━━━━━ SUPPLIED MATERIAL ━━━━━

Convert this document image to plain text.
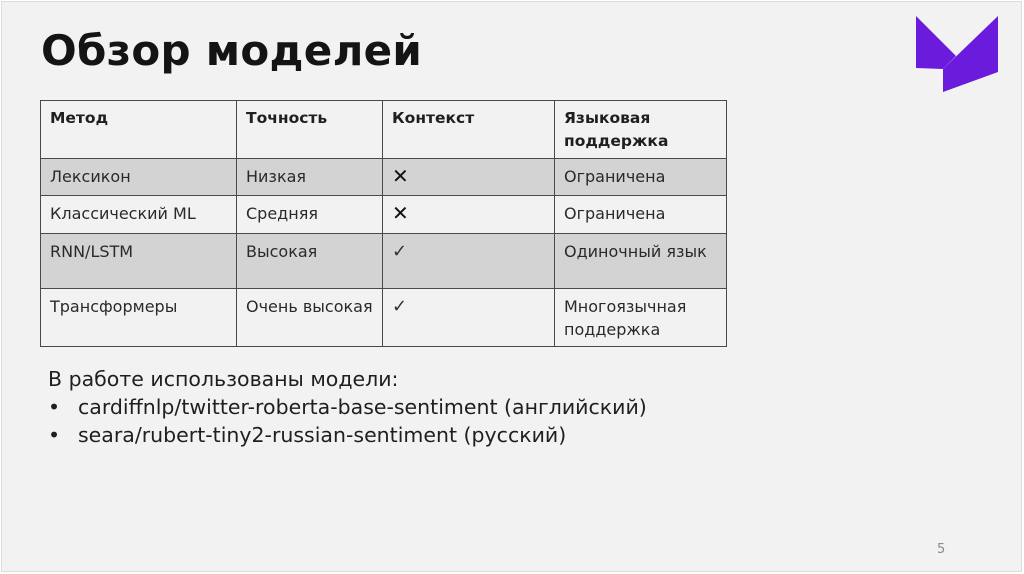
Обзор моделей
Метод	Точность	Контекст	Языковая поддержка
Лексикон	Низкая	✕	Ограничена
Классический ML	Средняя	✕	Ограничена
RNN/LSTM	Высокая	✓	Одиночный язык
Трансформеры	Очень высокая	✓	Многоязычная поддержка
В работе использованы модели:
• cardiffnlp/twitter-roberta-base-sentiment (английский)
• seara/rubert-tiny2-russian-sentiment (русский)
5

━━━━━

### WHAT THE EXERCISE ASKS
Reply with only the number of lines in the material above where the string "Ограничена" appears.

### RESULT OF THIS EXERCISE
2